Saved data entries:
====
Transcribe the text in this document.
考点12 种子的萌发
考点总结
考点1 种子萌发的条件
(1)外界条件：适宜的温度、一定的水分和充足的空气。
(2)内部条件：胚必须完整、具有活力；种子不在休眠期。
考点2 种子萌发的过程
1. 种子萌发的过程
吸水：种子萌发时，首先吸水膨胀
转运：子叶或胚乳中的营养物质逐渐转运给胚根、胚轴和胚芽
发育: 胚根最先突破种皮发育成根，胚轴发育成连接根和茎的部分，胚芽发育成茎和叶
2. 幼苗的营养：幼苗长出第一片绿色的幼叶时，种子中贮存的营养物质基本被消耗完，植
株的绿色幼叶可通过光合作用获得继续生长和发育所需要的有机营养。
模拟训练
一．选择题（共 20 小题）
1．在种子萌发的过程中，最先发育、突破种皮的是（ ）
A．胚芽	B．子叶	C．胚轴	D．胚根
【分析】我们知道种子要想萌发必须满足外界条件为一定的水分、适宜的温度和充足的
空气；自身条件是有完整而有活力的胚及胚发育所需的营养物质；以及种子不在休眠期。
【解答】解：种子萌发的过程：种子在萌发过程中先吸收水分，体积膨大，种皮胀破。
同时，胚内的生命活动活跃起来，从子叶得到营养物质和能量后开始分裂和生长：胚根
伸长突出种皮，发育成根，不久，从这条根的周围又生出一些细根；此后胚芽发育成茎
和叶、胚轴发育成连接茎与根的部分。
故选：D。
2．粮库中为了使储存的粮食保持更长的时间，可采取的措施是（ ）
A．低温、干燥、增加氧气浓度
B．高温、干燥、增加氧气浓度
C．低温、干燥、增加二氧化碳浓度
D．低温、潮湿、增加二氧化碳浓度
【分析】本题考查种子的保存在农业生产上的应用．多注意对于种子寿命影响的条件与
====
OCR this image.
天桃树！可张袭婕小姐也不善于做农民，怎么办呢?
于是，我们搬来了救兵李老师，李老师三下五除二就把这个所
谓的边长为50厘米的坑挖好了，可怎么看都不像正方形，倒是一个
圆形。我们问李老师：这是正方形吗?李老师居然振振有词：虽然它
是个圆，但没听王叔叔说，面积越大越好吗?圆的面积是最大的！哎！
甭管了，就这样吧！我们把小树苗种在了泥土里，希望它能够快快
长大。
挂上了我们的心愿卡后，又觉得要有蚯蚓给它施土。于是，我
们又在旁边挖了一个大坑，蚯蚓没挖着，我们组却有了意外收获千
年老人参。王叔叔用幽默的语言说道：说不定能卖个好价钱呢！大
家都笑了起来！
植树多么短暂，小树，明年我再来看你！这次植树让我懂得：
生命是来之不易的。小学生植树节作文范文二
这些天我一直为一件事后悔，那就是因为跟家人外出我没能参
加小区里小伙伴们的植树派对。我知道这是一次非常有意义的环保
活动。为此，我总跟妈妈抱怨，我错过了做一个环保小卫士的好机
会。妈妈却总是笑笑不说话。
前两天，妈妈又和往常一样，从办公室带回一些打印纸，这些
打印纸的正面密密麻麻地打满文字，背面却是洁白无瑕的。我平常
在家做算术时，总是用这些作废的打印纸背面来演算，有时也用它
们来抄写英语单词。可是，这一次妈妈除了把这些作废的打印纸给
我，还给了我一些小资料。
====
WHAT IS BEING ASKED:
The required output is the number of lines containing the word "this", and nothing besides.

COMPLETE OUTPUT:
2